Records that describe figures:
================

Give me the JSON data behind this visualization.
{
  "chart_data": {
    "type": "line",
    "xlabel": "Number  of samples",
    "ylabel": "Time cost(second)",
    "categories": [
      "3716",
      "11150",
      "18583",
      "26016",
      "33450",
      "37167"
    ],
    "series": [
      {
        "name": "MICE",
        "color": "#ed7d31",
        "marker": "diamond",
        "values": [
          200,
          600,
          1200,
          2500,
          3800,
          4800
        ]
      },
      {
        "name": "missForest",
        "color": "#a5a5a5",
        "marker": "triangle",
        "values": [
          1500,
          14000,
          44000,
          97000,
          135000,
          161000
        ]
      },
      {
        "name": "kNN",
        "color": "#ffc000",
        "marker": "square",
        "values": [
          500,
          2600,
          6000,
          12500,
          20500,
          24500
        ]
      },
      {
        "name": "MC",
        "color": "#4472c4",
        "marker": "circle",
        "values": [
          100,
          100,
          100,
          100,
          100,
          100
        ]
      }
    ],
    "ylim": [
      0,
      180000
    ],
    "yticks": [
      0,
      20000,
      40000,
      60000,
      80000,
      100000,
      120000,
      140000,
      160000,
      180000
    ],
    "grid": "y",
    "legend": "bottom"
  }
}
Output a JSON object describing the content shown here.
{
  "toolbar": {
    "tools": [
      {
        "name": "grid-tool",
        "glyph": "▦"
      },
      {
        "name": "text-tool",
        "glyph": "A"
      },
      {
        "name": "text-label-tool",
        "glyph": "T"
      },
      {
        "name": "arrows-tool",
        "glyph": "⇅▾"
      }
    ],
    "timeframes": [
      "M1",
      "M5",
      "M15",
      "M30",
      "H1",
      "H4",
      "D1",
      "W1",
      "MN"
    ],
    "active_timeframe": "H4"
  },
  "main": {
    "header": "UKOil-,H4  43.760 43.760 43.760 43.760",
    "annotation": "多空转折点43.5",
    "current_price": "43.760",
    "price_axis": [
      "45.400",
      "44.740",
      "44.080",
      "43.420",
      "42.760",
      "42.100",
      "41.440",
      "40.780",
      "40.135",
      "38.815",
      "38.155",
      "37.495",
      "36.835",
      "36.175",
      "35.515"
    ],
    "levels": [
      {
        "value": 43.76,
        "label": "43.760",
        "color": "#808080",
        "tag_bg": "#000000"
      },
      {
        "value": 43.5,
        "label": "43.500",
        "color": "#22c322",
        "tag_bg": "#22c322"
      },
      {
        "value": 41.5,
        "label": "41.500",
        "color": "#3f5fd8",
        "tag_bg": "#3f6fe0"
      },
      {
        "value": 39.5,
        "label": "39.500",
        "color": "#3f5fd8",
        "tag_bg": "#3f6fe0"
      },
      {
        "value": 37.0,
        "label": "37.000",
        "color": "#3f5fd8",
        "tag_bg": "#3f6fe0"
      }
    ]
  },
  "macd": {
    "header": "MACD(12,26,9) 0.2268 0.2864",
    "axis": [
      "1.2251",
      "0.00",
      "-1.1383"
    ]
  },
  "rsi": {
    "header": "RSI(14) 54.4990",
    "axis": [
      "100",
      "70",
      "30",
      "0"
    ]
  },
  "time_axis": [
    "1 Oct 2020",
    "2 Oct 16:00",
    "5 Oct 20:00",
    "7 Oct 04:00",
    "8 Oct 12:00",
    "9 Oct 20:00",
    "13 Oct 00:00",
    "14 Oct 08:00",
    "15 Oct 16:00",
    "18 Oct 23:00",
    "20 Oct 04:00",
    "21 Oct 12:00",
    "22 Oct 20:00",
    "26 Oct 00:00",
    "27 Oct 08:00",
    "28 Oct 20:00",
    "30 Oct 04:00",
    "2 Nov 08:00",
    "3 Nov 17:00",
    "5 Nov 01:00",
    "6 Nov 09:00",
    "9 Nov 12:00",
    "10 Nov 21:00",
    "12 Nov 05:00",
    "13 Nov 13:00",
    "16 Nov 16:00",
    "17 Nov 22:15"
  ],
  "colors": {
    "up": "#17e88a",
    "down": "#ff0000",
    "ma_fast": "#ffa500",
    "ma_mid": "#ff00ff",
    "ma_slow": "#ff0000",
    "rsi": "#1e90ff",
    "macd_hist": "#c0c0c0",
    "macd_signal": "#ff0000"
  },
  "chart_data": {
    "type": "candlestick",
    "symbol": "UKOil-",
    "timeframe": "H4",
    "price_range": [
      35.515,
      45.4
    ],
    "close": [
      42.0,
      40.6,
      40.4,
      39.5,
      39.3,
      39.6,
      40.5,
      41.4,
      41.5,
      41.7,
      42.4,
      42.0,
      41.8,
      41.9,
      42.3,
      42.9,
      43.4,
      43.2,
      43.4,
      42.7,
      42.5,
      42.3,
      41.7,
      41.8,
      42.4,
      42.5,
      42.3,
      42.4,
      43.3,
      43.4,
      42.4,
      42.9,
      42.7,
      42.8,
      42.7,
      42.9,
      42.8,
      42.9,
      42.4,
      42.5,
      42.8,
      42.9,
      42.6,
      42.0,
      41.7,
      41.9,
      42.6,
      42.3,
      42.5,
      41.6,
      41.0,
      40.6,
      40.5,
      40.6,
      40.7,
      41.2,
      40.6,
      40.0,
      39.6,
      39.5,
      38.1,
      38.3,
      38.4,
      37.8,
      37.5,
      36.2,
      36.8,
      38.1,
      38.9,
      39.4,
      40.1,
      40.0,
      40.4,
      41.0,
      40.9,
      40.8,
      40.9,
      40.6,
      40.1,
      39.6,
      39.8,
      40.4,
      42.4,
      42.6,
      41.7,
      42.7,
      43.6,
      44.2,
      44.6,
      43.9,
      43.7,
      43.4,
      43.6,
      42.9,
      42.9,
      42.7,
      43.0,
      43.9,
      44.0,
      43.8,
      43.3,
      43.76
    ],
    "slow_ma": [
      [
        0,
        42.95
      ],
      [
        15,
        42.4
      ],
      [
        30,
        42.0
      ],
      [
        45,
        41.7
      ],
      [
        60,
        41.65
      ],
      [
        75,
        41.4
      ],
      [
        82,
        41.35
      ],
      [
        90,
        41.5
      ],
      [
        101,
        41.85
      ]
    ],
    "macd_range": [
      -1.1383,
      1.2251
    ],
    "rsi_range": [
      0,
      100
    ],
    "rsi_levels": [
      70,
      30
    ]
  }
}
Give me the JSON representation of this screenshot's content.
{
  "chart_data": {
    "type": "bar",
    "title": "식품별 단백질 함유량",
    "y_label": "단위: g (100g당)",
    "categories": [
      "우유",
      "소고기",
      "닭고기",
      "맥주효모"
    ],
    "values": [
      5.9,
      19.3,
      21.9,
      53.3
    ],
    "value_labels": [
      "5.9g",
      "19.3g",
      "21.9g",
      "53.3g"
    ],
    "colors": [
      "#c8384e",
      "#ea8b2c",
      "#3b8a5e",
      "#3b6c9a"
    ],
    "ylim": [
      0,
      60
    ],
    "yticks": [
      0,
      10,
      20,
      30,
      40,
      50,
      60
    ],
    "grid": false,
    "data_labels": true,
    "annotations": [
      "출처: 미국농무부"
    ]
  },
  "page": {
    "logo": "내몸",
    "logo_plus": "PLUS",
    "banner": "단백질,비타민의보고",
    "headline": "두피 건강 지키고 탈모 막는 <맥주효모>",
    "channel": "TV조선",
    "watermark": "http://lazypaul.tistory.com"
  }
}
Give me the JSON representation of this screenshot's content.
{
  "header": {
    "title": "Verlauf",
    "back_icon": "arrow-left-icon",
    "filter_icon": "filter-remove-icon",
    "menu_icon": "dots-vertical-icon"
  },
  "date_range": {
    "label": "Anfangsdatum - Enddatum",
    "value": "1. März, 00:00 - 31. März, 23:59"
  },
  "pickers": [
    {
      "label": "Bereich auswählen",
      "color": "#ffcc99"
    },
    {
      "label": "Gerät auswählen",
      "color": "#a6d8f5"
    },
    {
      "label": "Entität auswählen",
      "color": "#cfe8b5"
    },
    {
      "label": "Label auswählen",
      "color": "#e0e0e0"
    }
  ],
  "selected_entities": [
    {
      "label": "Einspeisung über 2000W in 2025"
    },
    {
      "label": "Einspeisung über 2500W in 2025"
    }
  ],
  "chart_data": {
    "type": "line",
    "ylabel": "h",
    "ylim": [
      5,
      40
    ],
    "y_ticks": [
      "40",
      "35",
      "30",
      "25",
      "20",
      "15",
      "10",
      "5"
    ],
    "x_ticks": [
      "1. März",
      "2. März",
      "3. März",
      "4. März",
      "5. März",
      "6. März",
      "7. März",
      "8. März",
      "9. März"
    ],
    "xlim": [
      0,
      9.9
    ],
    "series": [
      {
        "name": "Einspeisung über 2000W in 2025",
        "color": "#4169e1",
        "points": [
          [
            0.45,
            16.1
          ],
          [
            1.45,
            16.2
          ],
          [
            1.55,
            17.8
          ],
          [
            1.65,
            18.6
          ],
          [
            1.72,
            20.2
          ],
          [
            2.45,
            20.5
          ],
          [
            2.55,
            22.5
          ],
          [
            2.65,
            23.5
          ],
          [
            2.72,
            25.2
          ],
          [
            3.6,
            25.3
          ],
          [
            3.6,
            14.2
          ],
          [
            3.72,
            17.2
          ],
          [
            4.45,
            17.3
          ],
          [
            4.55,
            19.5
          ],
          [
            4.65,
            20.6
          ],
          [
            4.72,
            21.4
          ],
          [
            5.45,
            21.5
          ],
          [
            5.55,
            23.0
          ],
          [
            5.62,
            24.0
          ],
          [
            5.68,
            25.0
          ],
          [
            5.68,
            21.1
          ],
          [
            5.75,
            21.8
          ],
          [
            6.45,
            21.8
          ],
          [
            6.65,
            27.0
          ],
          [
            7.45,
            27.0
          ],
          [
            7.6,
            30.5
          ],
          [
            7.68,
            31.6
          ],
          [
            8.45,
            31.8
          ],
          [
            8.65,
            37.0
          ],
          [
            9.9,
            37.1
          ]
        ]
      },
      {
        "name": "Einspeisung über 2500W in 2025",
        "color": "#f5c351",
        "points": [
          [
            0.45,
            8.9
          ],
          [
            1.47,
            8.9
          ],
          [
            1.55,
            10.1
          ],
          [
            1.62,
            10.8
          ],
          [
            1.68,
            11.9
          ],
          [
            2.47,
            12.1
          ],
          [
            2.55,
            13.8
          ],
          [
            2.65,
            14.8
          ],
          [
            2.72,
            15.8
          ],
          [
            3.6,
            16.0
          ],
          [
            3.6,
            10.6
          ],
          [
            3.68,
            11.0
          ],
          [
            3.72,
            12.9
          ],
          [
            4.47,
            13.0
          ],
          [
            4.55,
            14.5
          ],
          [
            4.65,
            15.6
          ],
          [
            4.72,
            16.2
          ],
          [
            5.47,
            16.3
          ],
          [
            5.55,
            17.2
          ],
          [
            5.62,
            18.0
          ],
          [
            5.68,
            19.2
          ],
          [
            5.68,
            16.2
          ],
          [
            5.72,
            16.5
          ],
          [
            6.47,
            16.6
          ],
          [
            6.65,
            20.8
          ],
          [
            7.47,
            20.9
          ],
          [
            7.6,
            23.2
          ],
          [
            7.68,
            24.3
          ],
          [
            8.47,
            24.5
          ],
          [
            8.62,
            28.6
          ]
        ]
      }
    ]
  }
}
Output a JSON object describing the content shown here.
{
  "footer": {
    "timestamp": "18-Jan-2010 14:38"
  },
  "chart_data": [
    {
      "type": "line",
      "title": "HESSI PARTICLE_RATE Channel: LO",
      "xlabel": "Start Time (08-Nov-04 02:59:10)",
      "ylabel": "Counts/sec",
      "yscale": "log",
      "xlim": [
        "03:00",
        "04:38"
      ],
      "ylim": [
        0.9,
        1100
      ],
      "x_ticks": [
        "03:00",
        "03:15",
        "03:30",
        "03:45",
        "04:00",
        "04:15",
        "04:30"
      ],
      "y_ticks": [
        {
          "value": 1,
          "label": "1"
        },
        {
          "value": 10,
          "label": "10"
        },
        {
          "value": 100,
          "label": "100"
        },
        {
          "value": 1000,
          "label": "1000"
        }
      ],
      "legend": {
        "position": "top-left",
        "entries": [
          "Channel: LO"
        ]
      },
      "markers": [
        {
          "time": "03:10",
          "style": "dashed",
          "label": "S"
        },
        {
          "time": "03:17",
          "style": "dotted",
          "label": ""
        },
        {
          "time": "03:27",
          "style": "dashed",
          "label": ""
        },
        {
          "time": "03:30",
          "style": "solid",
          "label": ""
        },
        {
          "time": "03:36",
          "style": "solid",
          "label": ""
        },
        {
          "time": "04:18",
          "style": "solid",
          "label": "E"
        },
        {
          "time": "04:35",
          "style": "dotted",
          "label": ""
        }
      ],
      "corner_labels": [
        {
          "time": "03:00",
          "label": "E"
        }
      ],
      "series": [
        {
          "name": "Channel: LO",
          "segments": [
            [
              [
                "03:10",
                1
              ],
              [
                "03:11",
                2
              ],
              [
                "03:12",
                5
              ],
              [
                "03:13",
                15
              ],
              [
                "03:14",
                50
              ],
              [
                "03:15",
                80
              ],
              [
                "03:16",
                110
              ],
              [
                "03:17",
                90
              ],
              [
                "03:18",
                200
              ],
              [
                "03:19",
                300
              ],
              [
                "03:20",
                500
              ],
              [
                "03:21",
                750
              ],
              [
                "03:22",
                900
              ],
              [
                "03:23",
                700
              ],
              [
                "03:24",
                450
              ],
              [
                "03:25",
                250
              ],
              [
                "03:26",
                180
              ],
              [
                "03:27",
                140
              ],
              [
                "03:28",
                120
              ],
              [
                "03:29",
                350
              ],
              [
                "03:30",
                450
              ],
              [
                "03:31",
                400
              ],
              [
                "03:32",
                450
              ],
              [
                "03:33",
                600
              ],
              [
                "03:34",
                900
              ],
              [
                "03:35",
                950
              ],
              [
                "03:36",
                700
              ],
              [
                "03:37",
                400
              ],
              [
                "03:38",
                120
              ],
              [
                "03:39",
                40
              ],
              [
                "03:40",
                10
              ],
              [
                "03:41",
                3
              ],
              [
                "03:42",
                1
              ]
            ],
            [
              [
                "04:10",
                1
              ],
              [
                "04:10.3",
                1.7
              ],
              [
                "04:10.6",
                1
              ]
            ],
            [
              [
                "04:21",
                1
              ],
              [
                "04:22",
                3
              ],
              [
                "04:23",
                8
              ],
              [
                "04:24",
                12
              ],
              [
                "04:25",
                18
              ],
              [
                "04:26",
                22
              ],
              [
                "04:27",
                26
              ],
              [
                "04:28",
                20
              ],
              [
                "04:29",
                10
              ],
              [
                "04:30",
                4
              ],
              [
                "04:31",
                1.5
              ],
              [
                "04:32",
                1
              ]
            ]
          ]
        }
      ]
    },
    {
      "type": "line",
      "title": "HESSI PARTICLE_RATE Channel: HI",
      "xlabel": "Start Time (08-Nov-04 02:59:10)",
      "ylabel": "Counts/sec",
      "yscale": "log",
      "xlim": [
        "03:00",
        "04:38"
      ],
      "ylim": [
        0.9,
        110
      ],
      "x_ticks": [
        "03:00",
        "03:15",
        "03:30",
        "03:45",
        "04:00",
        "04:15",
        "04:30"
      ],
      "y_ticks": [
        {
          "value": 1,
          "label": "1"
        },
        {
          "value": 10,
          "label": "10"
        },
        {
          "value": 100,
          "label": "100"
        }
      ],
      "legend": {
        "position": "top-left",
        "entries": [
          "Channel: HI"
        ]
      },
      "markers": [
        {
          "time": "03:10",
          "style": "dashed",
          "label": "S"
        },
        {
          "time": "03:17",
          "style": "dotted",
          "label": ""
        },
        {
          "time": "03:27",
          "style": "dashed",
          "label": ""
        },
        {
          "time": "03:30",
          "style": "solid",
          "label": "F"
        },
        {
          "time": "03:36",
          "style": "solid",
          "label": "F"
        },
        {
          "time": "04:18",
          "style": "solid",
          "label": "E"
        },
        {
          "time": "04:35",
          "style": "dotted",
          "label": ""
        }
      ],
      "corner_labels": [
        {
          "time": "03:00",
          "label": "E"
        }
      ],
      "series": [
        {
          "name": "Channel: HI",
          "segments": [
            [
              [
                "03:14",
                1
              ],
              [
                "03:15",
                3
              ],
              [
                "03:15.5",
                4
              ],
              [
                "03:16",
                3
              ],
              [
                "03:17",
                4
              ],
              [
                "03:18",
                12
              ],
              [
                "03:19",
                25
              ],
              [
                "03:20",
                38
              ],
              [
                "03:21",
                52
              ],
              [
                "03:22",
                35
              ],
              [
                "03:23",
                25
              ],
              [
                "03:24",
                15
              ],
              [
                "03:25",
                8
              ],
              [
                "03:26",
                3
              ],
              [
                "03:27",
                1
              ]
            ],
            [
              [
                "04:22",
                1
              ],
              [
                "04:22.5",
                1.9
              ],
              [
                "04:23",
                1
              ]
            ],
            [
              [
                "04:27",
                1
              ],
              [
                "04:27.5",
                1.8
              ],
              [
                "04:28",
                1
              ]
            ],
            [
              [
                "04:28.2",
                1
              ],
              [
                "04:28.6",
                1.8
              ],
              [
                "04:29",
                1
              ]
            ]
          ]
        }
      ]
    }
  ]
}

================

» **Work required**:
What is the number of lines in these records that contain "Einspeisung"? Reply with the number only.

» **Task answer**:
4